§ **Brief**
Using the listing below, retype only the lines from the line with "Extract all readable text from this page." through the end, both ends included, and exclude the pictures.

[begin Data extract]

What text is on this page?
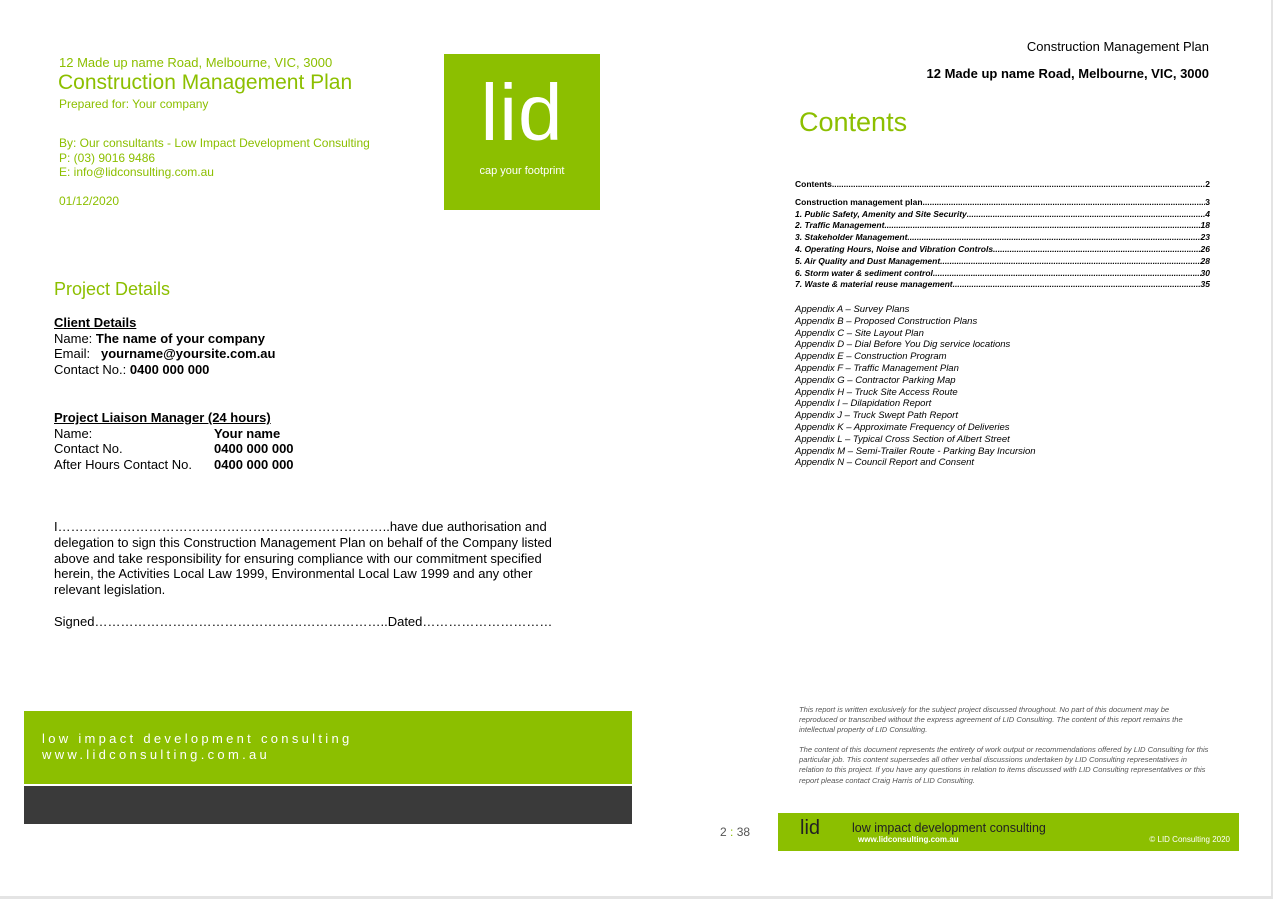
12 Made up name Road, Melbourne, VIC, 3000
Construction Management Plan
Prepared for: Your company
By: Our consultants - Low Impact Development Consulting
P: (03) 9016 9486
E: info@lidconsulting.com.au
01/12/2020
lid
cap your footprint
Project Details
Client Details
Name: The name of your company
Email:   yourname@yoursite.com.au
Contact No.: 0400 000 000
Project Liaison Manager (24 hours)
Name:	Your name
Contact No.	0400 000 000
After Hours Contact No. 0400 000 000
I…………………………………………………………………..have due authorisation and delegation to sign this Construction Management Plan on behalf of the Company listed above and take responsibility for ensuring compliance with our commitment specified herein, the Activities Local Law 1999, Environmental Local Law 1999 and any other relevant legislation.
Signed…………………………………………………………..Dated…………………………
low impact development consulting
www.lidconsulting.com.au
Construction Management Plan
12 Made up name Road, Melbourne, VIC, 3000
Contents
Contents .....	2
Construction management plan .....	3
1. Public Safety, Amenity and Site Security .....	4
2. Traffic Management .....	18
3. Stakeholder Management .....	23
4. Operating Hours, Noise and Vibration Controls .....	26
5. Air Quality and Dust Management .....	28
6. Storm water & sediment control .....	30
7. Waste & material reuse management .....	35
Appendix A – Survey Plans
Appendix B – Proposed Construction Plans
Appendix C – Site Layout Plan
Appendix D – Dial Before You Dig service locations
Appendix E – Construction Program
Appendix F – Traffic Management Plan
Appendix G – Contractor Parking Map
Appendix H – Truck Site Access Route
Appendix I – Dilapidation Report
Appendix J – Truck Swept Path Report
Appendix K – Approximate Frequency of Deliveries
Appendix L – Typical Cross Section of Albert Street
Appendix M – Semi-Trailer Route - Parking Bay Incursion
Appendix N – Council Report and Consent
This report is written exclusively for the subject project discussed throughout. No part of this document may be reproduced or transcribed without the express agreement of LID Consulting. The content of this report remains the intellectual property of LID Consulting.
The content of this document represents the entirety of work output or recommendations offered by LID Consulting for this particular job. This content supersedes all other verbal discussions undertaken by LID Consulting representatives in relation to this project. If you have any questions in relation to items discussed with LID Consulting representatives or this report please contact Craig Harris of LID Consulting.
2 : 38 lid	low impact development consulting
www.lidconsulting.com.au	© LID Consulting 2020
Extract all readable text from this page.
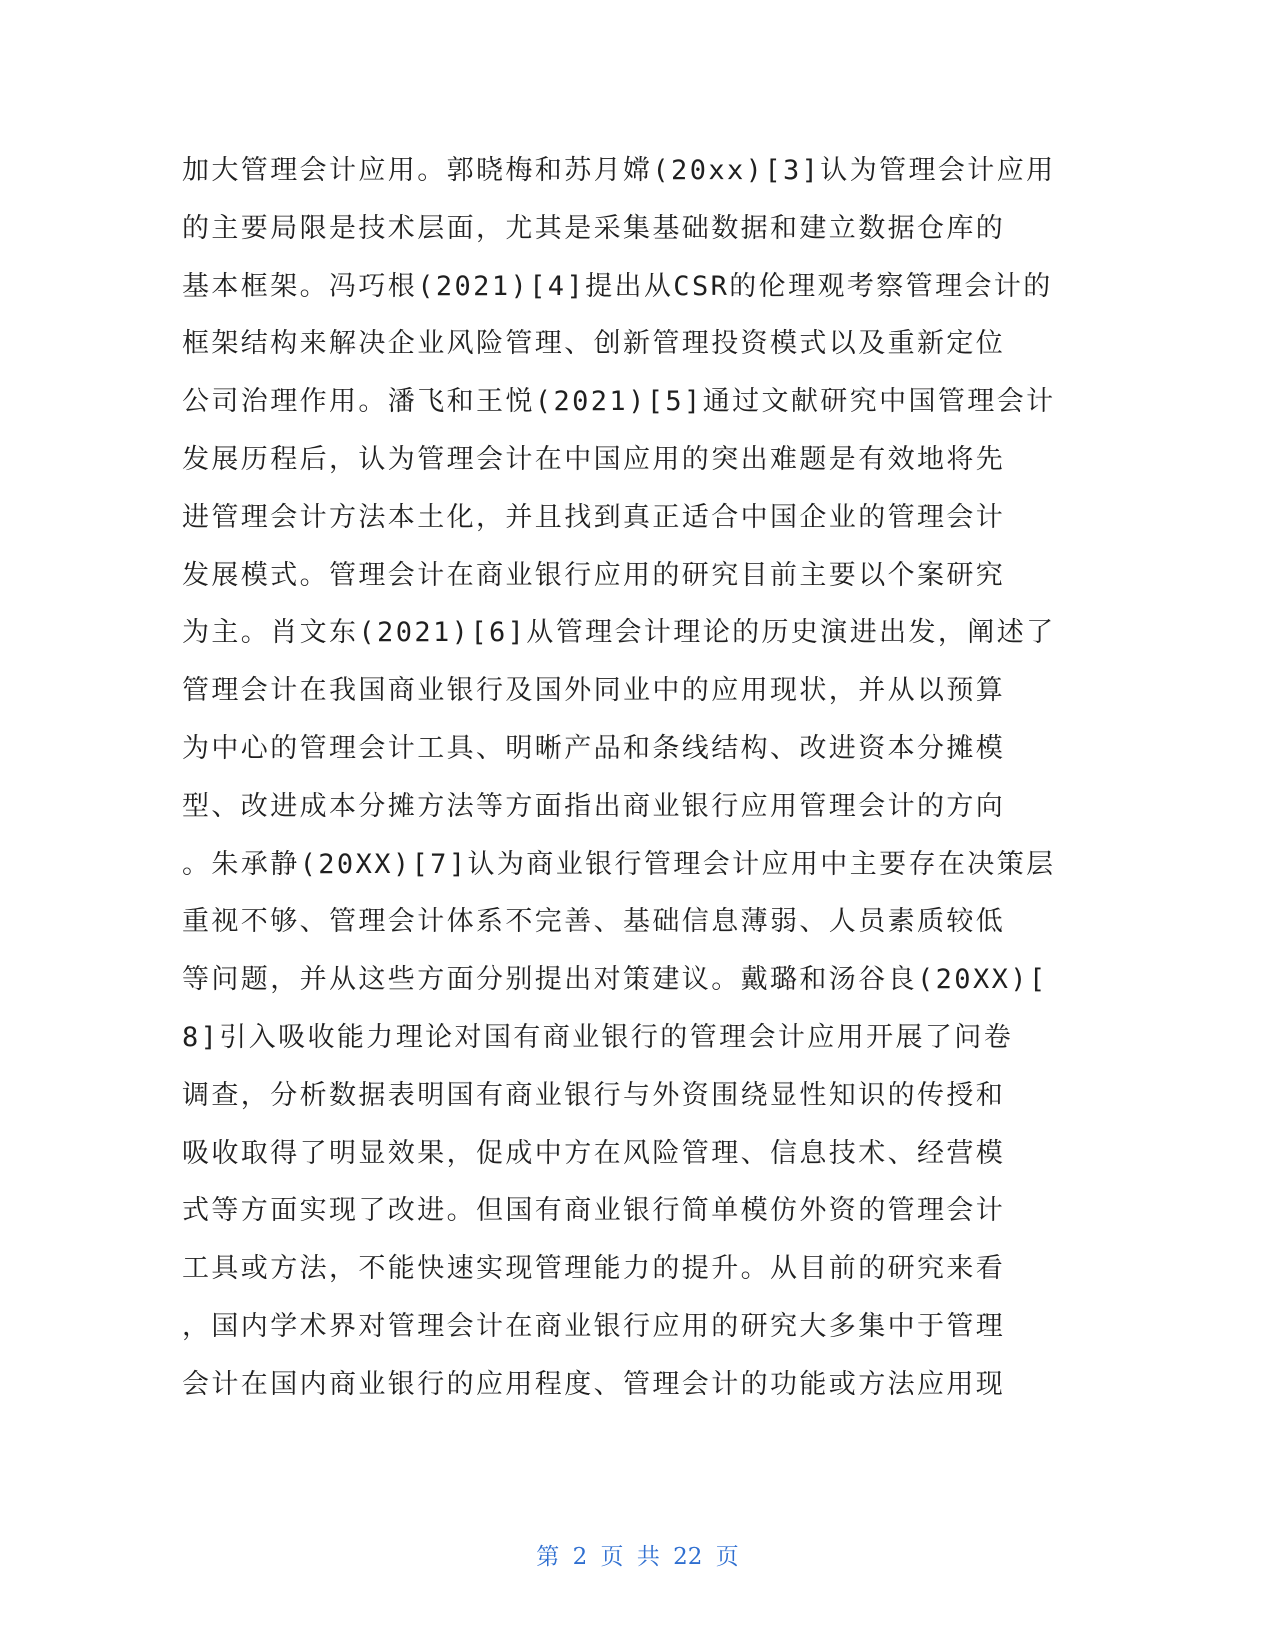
加大管理会计应用。郭晓梅和苏月嫦(20xx)[3]认为管理会计应用
的主要局限是技术层面，尤其是采集基础数据和建立数据仓库的
基本框架。冯巧根(2021)[4]提出从CSR的伦理观考察管理会计的
框架结构来解决企业风险管理、创新管理投资模式以及重新定位
公司治理作用。潘飞和王悦(2021)[5]通过文献研究中国管理会计
发展历程后，认为管理会计在中国应用的突出难题是有效地将先
进管理会计方法本土化，并且找到真正适合中国企业的管理会计
发展模式。管理会计在商业银行应用的研究目前主要以个案研究
为主。肖文东(2021)[6]从管理会计理论的历史演进出发，阐述了
管理会计在我国商业银行及国外同业中的应用现状，并从以预算
为中心的管理会计工具、明晰产品和条线结构、改进资本分摊模
型、改进成本分摊方法等方面指出商业银行应用管理会计的方向
。朱承静(20XX)[7]认为商业银行管理会计应用中主要存在决策层
重视不够、管理会计体系不完善、基础信息薄弱、人员素质较低
等问题，并从这些方面分别提出对策建议。戴璐和汤谷良(20XX)[
8]引入吸收能力理论对国有商业银行的管理会计应用开展了问卷
调查，分析数据表明国有商业银行与外资围绕显性知识的传授和
吸收取得了明显效果，促成中方在风险管理、信息技术、经营模
式等方面实现了改进。但国有商业银行简单模仿外资的管理会计
工具或方法，不能快速实现管理能力的提升。从目前的研究来看
，国内学术界对管理会计在商业银行应用的研究大多集中于管理
会计在国内商业银行的应用程度、管理会计的功能或方法应用现
第 2 页 共 22 页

[end Data extract]

§ **Task output**
Extract all readable text from this page.
加大管理会计应用。郭晓梅和苏月嫦(20xx)[3]认为管理会计应用
的主要局限是技术层面，尤其是采集基础数据和建立数据仓库的
基本框架。冯巧根(2021)[4]提出从CSR的伦理观考察管理会计的
框架结构来解决企业风险管理、创新管理投资模式以及重新定位
公司治理作用。潘飞和王悦(2021)[5]通过文献研究中国管理会计
发展历程后，认为管理会计在中国应用的突出难题是有效地将先
进管理会计方法本土化，并且找到真正适合中国企业的管理会计
发展模式。管理会计在商业银行应用的研究目前主要以个案研究
为主。肖文东(2021)[6]从管理会计理论的历史演进出发，阐述了
管理会计在我国商业银行及国外同业中的应用现状，并从以预算
为中心的管理会计工具、明晰产品和条线结构、改进资本分摊模
型、改进成本分摊方法等方面指出商业银行应用管理会计的方向
。朱承静(20XX)[7]认为商业银行管理会计应用中主要存在决策层
重视不够、管理会计体系不完善、基础信息薄弱、人员素质较低
等问题，并从这些方面分别提出对策建议。戴璐和汤谷良(20XX)[
8]引入吸收能力理论对国有商业银行的管理会计应用开展了问卷
调查，分析数据表明国有商业银行与外资围绕显性知识的传授和
吸收取得了明显效果，促成中方在风险管理、信息技术、经营模
式等方面实现了改进。但国有商业银行简单模仿外资的管理会计
工具或方法，不能快速实现管理能力的提升。从目前的研究来看
，国内学术界对管理会计在商业银行应用的研究大多集中于管理
会计在国内商业银行的应用程度、管理会计的功能或方法应用现
第 2 页 共 22 页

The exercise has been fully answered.